== Extracted records ==
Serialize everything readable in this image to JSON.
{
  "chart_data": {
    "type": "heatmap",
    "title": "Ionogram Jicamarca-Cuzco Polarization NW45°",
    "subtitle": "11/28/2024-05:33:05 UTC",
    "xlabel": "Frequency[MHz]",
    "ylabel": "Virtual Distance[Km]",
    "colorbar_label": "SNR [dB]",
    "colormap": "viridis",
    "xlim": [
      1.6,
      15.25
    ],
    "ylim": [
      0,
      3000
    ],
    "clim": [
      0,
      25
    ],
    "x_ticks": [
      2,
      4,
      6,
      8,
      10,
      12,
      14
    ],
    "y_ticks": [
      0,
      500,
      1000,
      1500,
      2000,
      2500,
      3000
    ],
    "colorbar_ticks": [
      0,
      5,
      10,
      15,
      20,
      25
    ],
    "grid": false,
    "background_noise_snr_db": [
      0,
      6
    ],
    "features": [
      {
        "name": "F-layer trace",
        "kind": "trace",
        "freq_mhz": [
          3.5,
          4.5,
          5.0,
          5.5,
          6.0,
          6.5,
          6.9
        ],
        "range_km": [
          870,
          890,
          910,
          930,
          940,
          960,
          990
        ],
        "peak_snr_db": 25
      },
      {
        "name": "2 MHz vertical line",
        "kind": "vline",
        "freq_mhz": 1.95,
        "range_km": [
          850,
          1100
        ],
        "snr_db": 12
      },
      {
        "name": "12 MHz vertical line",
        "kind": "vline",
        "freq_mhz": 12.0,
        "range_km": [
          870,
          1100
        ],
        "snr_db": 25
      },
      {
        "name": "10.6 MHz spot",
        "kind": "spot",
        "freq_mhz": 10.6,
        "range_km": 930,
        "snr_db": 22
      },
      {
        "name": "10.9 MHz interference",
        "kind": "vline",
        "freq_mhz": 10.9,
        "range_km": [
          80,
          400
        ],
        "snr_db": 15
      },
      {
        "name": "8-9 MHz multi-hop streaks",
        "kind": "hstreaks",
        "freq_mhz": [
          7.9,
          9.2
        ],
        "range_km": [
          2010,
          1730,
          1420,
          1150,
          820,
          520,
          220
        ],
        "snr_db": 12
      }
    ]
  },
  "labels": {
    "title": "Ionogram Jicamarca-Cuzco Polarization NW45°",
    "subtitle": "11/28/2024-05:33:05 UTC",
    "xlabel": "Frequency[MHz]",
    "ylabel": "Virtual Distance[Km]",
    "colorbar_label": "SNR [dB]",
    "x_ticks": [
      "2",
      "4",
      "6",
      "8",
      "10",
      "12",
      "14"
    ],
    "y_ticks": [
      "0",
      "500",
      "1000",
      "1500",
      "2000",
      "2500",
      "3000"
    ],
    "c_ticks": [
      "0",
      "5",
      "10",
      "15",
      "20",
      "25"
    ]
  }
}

== What to do ==
Where a line contains "name", copy that line.

== Task result ==
        "name": "F-layer trace",
        "name": "2 MHz vertical line",
        "name": "12 MHz vertical line",
        "name": "10.6 MHz spot",
        "name": "10.9 MHz interference",
        "name": "8-9 MHz multi-hop streaks",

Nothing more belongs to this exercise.